▸ **Given exercise**: Exactly reproduce the lines from the one containing "What text is on this page?" through the last line of the data, both ends included, leaving out pictures.

---+---

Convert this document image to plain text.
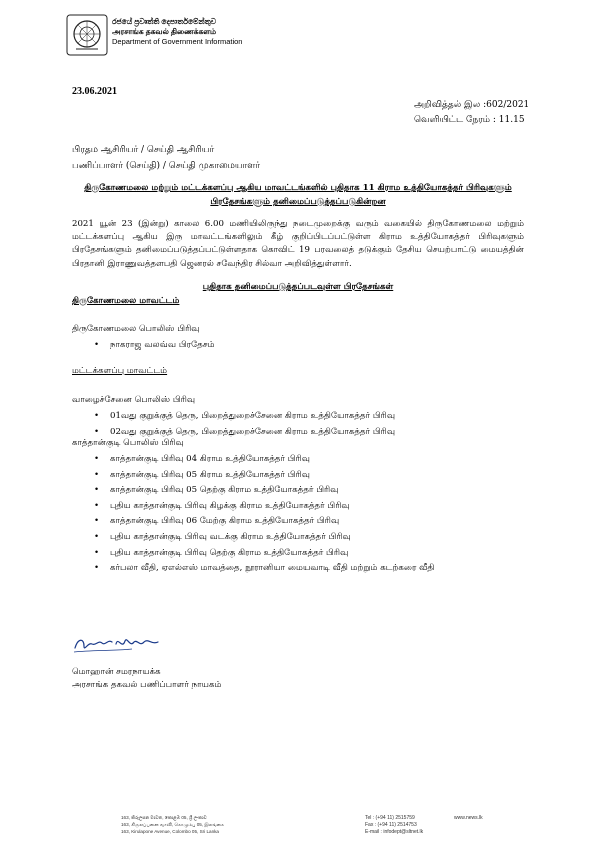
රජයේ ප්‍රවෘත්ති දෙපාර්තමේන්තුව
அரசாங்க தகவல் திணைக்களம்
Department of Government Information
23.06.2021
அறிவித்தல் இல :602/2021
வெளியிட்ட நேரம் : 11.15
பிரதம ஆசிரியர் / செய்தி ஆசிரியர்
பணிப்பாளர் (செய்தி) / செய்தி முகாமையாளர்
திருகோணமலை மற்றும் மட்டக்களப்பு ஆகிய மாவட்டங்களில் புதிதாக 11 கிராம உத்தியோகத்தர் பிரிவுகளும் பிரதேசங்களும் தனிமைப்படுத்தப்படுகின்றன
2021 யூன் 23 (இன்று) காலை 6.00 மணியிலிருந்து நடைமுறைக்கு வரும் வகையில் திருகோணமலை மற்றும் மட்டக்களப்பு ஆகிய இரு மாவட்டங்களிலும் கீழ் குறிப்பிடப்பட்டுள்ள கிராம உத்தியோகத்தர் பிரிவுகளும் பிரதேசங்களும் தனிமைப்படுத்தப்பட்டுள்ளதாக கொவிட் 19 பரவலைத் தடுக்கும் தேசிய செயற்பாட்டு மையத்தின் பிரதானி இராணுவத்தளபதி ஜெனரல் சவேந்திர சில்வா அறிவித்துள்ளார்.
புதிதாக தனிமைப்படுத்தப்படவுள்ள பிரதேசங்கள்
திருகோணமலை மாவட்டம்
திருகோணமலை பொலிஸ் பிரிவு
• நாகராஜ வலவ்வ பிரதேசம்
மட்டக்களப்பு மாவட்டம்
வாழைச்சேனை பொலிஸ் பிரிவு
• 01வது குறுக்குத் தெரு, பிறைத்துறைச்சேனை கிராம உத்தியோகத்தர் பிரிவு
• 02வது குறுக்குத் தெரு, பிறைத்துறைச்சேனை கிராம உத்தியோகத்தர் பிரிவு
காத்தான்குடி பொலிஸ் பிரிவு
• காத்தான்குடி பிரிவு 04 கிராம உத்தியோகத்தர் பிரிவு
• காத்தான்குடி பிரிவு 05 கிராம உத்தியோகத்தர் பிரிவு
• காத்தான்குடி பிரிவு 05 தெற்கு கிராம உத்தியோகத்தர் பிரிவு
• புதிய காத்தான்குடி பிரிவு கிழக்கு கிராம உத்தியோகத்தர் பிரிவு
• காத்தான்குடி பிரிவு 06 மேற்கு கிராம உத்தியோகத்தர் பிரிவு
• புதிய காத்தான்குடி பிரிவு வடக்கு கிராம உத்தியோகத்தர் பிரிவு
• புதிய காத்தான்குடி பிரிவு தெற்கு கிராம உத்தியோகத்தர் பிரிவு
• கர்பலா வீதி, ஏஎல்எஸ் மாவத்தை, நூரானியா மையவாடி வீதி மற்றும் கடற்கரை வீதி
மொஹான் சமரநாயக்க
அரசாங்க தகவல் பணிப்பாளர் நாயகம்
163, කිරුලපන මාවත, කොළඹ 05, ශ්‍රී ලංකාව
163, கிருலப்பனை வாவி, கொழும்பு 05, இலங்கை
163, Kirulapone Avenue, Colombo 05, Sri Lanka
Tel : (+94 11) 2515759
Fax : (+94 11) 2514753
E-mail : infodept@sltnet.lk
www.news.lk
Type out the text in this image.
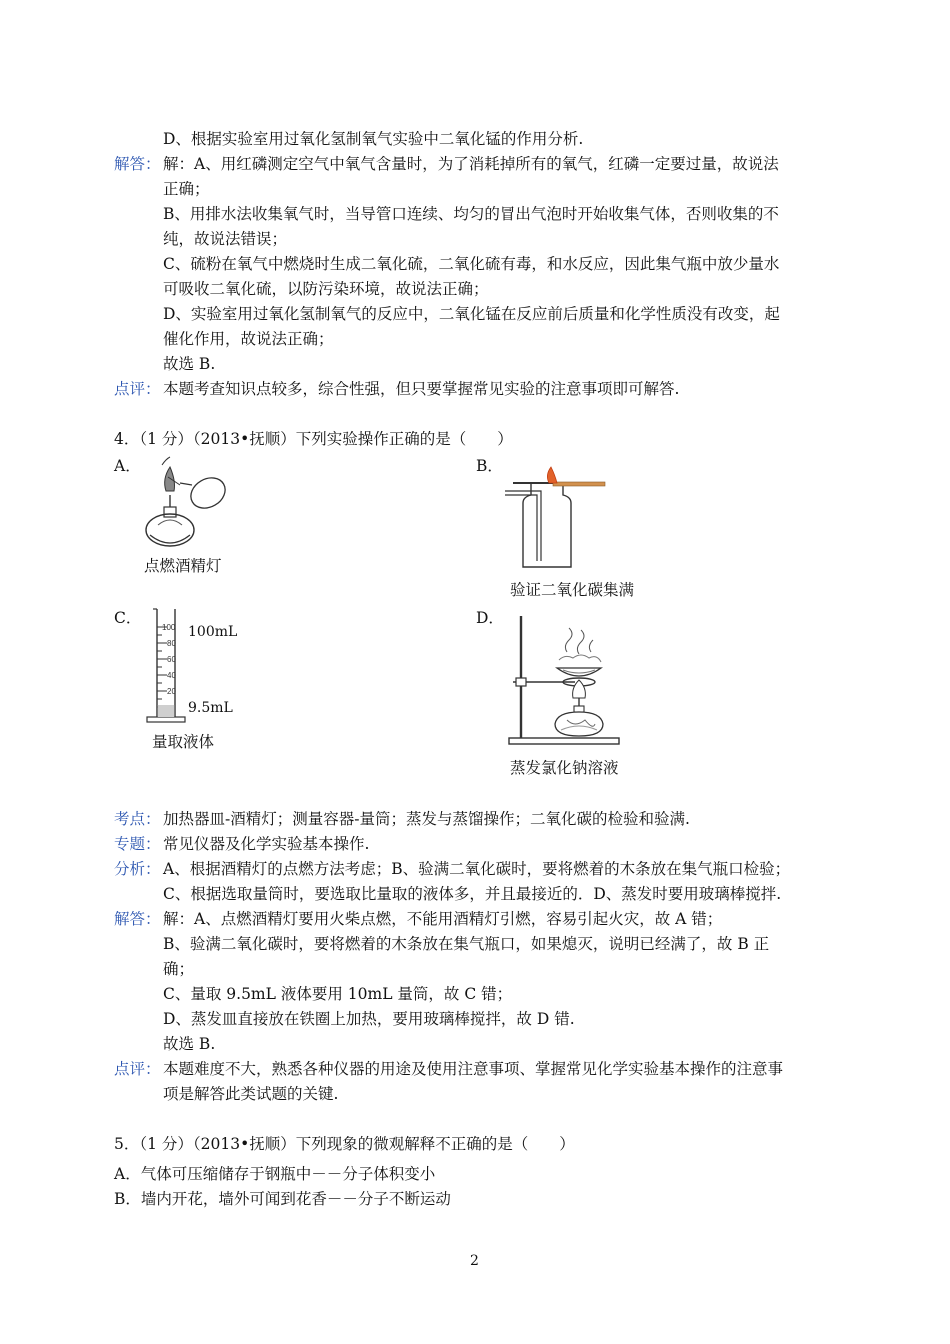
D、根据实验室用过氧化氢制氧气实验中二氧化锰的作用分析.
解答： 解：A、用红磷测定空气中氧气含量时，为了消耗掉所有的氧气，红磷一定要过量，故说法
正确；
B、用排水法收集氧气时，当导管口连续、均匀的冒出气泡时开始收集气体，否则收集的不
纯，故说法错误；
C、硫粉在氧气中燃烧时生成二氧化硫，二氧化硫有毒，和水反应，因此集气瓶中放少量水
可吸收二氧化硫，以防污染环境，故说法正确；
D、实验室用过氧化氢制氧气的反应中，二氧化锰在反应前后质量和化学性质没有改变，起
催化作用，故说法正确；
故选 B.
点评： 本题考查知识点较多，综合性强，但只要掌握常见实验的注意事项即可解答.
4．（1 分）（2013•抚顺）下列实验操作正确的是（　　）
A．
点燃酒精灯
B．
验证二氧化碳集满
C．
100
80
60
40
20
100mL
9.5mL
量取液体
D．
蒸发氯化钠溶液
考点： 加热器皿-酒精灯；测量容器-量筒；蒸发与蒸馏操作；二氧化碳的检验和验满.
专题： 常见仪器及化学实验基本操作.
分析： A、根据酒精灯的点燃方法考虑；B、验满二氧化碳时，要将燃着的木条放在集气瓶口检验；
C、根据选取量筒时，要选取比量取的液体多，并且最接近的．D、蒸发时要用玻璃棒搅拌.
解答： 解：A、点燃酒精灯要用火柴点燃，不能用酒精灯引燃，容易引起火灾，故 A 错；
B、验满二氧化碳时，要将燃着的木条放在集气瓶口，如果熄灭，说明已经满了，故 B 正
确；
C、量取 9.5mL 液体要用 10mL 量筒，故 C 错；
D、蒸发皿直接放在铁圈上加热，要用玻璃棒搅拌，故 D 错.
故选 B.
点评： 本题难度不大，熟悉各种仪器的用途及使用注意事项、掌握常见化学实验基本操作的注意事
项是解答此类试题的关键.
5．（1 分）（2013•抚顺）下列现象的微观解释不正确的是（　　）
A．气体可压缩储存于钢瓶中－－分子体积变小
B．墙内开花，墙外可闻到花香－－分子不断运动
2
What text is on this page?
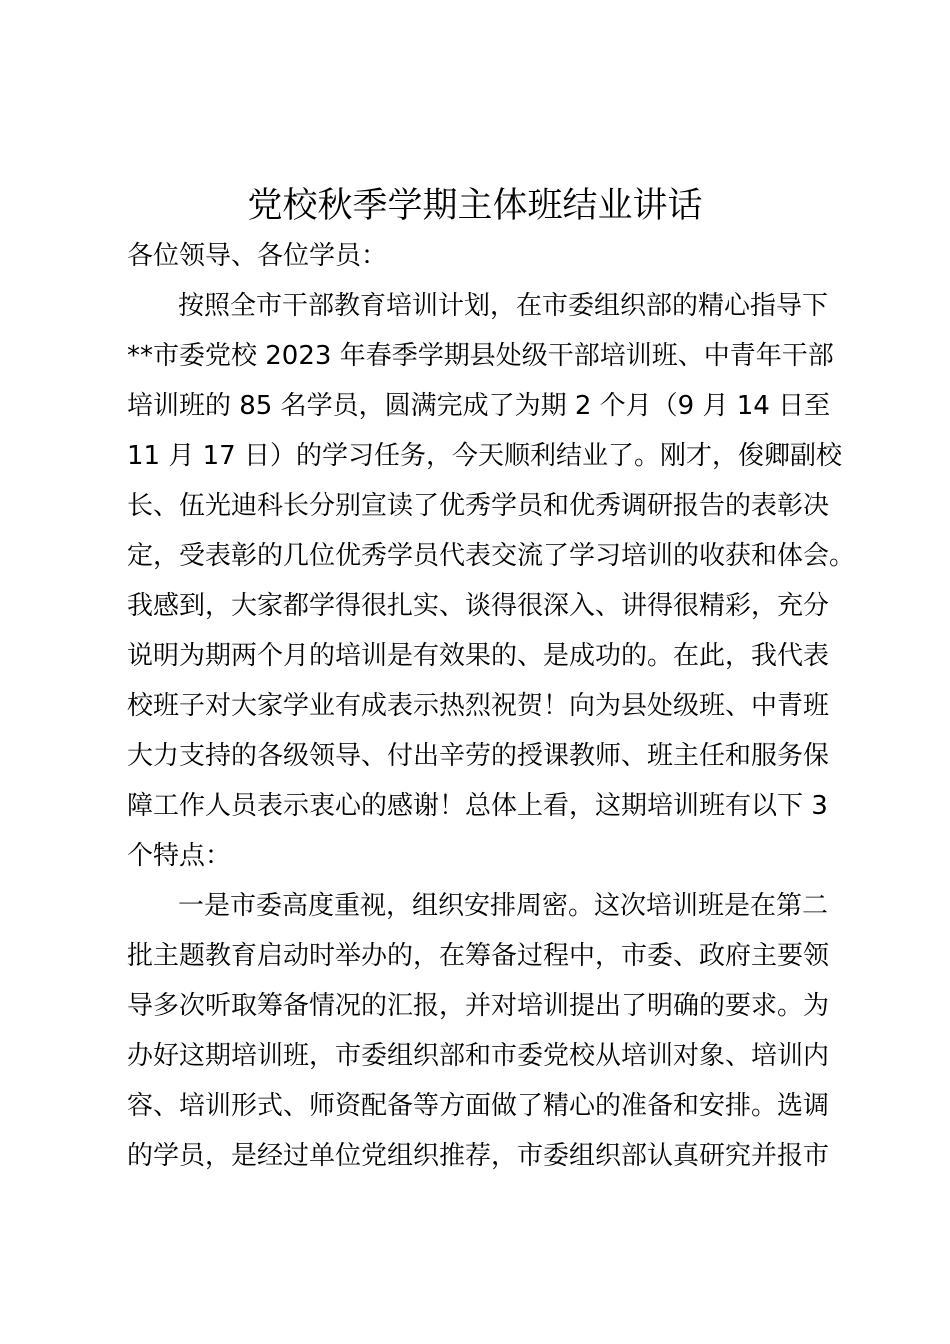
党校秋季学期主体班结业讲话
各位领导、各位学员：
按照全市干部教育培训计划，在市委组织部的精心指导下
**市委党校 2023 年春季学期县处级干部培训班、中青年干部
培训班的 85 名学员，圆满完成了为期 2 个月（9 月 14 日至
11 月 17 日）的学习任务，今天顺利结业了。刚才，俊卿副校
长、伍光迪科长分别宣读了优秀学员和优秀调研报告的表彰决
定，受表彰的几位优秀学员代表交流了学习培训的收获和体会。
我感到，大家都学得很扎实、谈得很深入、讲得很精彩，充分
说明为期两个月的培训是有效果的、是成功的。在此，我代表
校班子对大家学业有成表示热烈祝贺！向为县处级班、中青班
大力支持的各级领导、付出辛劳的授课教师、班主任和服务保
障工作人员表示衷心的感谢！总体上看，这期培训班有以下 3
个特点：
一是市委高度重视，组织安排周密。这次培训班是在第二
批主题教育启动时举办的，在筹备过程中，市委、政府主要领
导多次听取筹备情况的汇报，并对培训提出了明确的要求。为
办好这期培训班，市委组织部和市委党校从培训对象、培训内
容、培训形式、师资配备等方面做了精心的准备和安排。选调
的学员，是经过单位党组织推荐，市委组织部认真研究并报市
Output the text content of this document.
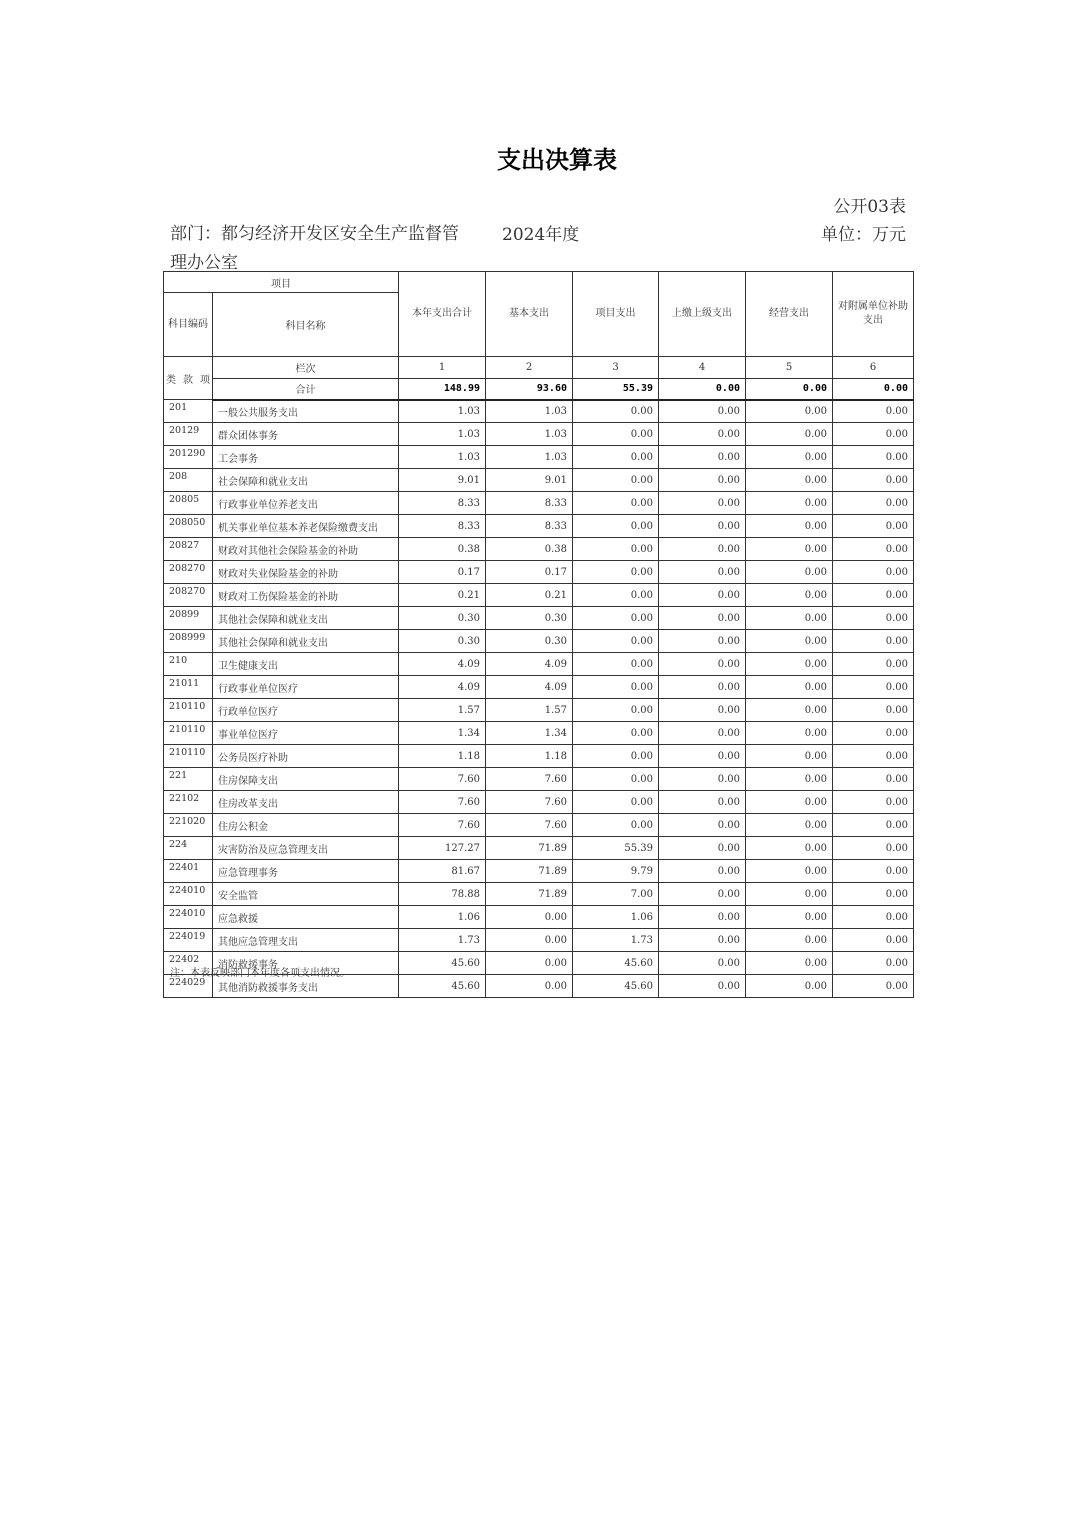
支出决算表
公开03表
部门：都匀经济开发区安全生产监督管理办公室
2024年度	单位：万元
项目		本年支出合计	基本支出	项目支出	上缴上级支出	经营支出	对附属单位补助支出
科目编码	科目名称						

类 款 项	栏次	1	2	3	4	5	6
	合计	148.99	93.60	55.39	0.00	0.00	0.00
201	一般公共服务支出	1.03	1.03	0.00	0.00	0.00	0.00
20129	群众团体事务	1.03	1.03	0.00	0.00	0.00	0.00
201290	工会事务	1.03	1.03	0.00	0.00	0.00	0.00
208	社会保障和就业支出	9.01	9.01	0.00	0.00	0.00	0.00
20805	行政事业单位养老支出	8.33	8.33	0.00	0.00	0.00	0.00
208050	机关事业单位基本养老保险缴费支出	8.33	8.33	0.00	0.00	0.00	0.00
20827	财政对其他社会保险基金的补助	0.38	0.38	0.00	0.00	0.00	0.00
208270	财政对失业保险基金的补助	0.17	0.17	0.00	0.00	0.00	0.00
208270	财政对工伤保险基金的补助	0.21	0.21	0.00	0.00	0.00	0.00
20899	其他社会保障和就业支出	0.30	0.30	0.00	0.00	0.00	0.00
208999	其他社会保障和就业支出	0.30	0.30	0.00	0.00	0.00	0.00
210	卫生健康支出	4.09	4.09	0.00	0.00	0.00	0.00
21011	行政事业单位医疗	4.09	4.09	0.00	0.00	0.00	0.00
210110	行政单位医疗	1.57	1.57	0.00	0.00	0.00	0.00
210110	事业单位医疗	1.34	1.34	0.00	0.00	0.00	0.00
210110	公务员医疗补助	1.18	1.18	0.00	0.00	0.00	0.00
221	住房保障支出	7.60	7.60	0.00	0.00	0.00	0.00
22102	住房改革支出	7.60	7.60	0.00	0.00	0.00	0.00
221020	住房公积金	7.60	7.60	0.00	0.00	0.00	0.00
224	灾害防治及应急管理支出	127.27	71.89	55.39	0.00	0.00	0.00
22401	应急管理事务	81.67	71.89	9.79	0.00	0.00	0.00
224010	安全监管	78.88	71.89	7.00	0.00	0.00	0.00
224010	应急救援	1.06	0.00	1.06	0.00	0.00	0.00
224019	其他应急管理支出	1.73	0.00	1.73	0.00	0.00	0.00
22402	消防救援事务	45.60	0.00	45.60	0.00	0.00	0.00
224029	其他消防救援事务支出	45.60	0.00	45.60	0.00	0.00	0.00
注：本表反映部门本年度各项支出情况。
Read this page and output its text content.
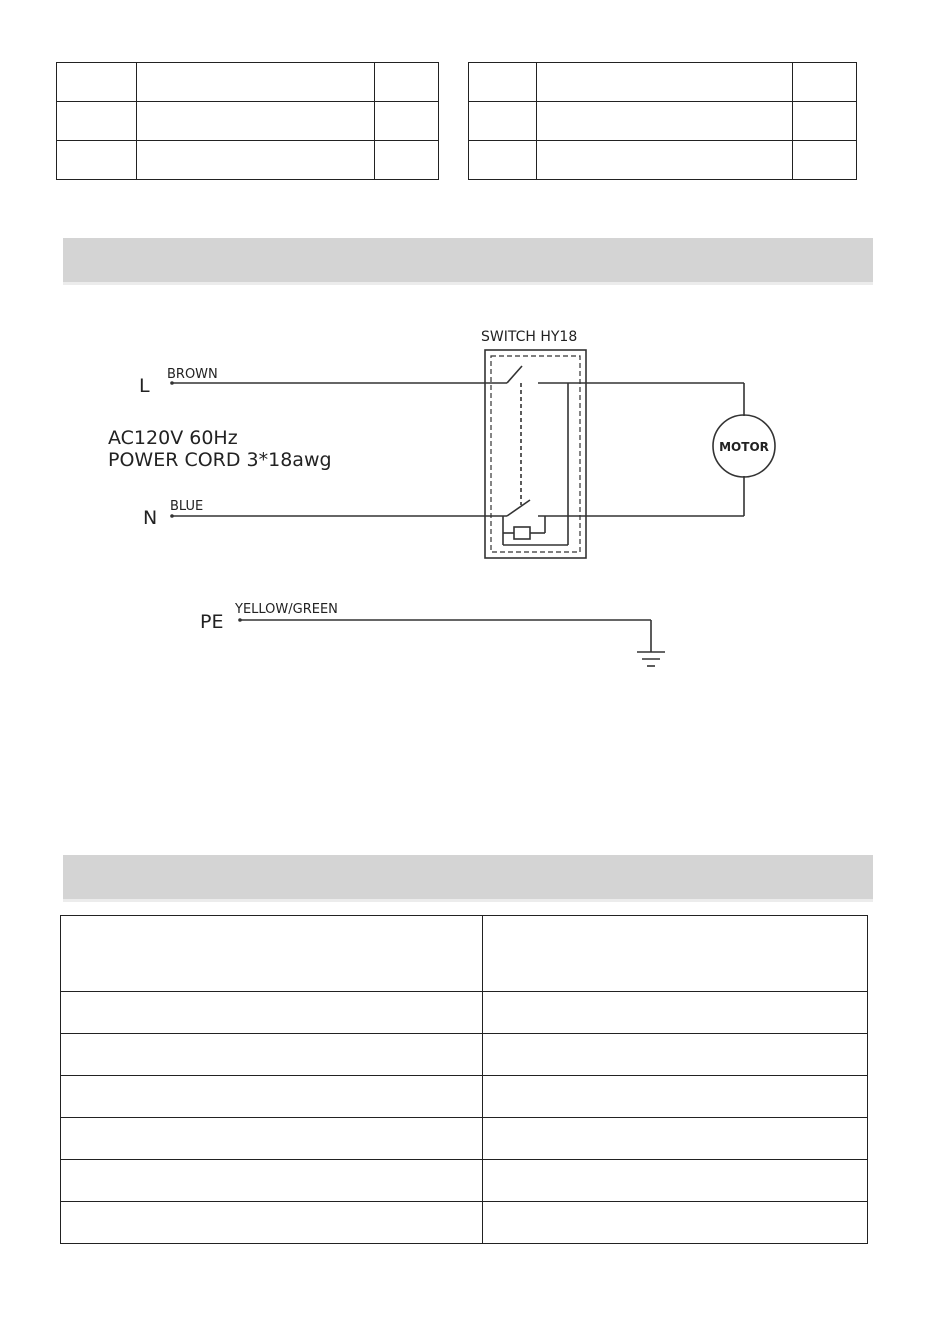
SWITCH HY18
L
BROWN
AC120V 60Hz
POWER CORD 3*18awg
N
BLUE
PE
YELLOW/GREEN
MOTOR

---+---

▸ **Answer to the task**:
What text is on this page?
党校秋季学期主体班结业讲话
各位领导、各位学员：
按照全市干部教育培训计划，在市委组织部的精心指导下
**市委党校 2023 年春季学期县处级干部培训班、中青年干部
培训班的 85 名学员，圆满完成了为期 2 个月（9 月 14 日至
11 月 17 日）的学习任务，今天顺利结业了。刚才，俊卿副校
长、伍光迪科长分别宣读了优秀学员和优秀调研报告的表彰决
定，受表彰的几位优秀学员代表交流了学习培训的收获和体会。
我感到，大家都学得很扎实、谈得很深入、讲得很精彩，充分
说明为期两个月的培训是有效果的、是成功的。在此，我代表
校班子对大家学业有成表示热烈祝贺！向为县处级班、中青班
大力支持的各级领导、付出辛劳的授课教师、班主任和服务保
障工作人员表示衷心的感谢！总体上看，这期培训班有以下 3
个特点：
一是市委高度重视，组织安排周密。这次培训班是在第二
批主题教育启动时举办的，在筹备过程中，市委、政府主要领
导多次听取筹备情况的汇报，并对培训提出了明确的要求。为
办好这期培训班，市委组织部和市委党校从培训对象、培训内
容、培训形式、师资配备等方面做了精心的准备和安排。选调
的学员，是经过单位党组织推荐，市委组织部认真研究并报市
Output the text content of this document.
支出决算表
公开03表
部门：都匀经济开发区安全生产监督管理办公室
2024年度	单位：万元
项目		本年支出合计	基本支出	项目支出	上缴上级支出	经营支出	对附属单位补助支出
科目编码	科目名称						

类 款 项	栏次	1	2	3	4	5	6
	合计	148.99	93.60	55.39	0.00	0.00	0.00
201	一般公共服务支出	1.03	1.03	0.00	0.00	0.00	0.00
20129	群众团体事务	1.03	1.03	0.00	0.00	0.00	0.00
201290	工会事务	1.03	1.03	0.00	0.00	0.00	0.00
208	社会保障和就业支出	9.01	9.01	0.00	0.00	0.00	0.00
20805	行政事业单位养老支出	8.33	8.33	0.00	0.00	0.00	0.00
208050	机关事业单位基本养老保险缴费支出	8.33	8.33	0.00	0.00	0.00	0.00
20827	财政对其他社会保险基金的补助	0.38	0.38	0.00	0.00	0.00	0.00
208270	财政对失业保险基金的补助	0.17	0.17	0.00	0.00	0.00	0.00
208270	财政对工伤保险基金的补助	0.21	0.21	0.00	0.00	0.00	0.00
20899	其他社会保障和就业支出	0.30	0.30	0.00	0.00	0.00	0.00
208999	其他社会保障和就业支出	0.30	0.30	0.00	0.00	0.00	0.00
210	卫生健康支出	4.09	4.09	0.00	0.00	0.00	0.00
21011	行政事业单位医疗	4.09	4.09	0.00	0.00	0.00	0.00
210110	行政单位医疗	1.57	1.57	0.00	0.00	0.00	0.00
210110	事业单位医疗	1.34	1.34	0.00	0.00	0.00	0.00
210110	公务员医疗补助	1.18	1.18	0.00	0.00	0.00	0.00
221	住房保障支出	7.60	7.60	0.00	0.00	0.00	0.00
22102	住房改革支出	7.60	7.60	0.00	0.00	0.00	0.00
221020	住房公积金	7.60	7.60	0.00	0.00	0.00	0.00
224	灾害防治及应急管理支出	127.27	71.89	55.39	0.00	0.00	0.00
22401	应急管理事务	81.67	71.89	9.79	0.00	0.00	0.00
224010	安全监管	78.88	71.89	7.00	0.00	0.00	0.00
224010	应急救援	1.06	0.00	1.06	0.00	0.00	0.00
224019	其他应急管理支出	1.73	0.00	1.73	0.00	0.00	0.00
22402	消防救援事务	45.60	0.00	45.60	0.00	0.00	0.00
224029	其他消防救援事务支出	45.60	0.00	45.60	0.00	0.00	0.00
注：本表反映部门本年度各项支出情况。
Read this page and output its text content.
SWITCH HY18
L
BROWN
AC120V 60Hz
POWER CORD 3*18awg
N
BLUE
PE
YELLOW/GREEN
MOTOR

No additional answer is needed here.